WHAT TO DO: Identify and pull out each line of the entries in which "Jualrumah" occurs.
━━━
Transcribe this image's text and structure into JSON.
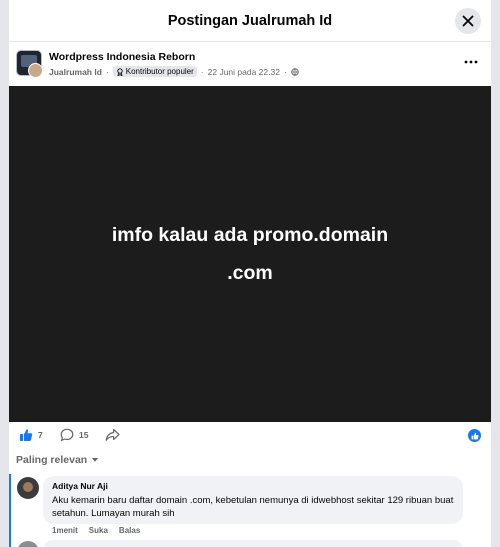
{
  "dialog": {
    "title": "Postingan Jualrumah Id"
  },
  "post": {
    "page_name": "Wordpress Indonesia Reborn",
    "author": "Jualrumah Id",
    "badge_label": "Kontributor populer",
    "timestamp": "22 Juni pada 22.32",
    "separator": "·",
    "media_lines": [
      "imfo kalau ada promo.domain",
      ".com"
    ]
  },
  "actions": {
    "likes": "7",
    "comments": "15"
  },
  "sort": {
    "label": "Paling relevan"
  },
  "comment": {
    "author": "Aditya Nur Aji",
    "text": "Aku kemarin baru daftar domain .com, kebetulan nemunya di idwebhost sekitar 129 ribuan buat setahun. Lumayan murah sih",
    "time": "1menit",
    "like_label": "Suka",
    "reply_label": "Balas"
  },
  "colors": {
    "accent": "#1877f2",
    "media_bg": "#1c1c1c",
    "secondary_text": "#65676b"
  }
}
━━━
ANSWER:
    "title": "Postingan Jualrumah Id"
    "author": "Jualrumah Id",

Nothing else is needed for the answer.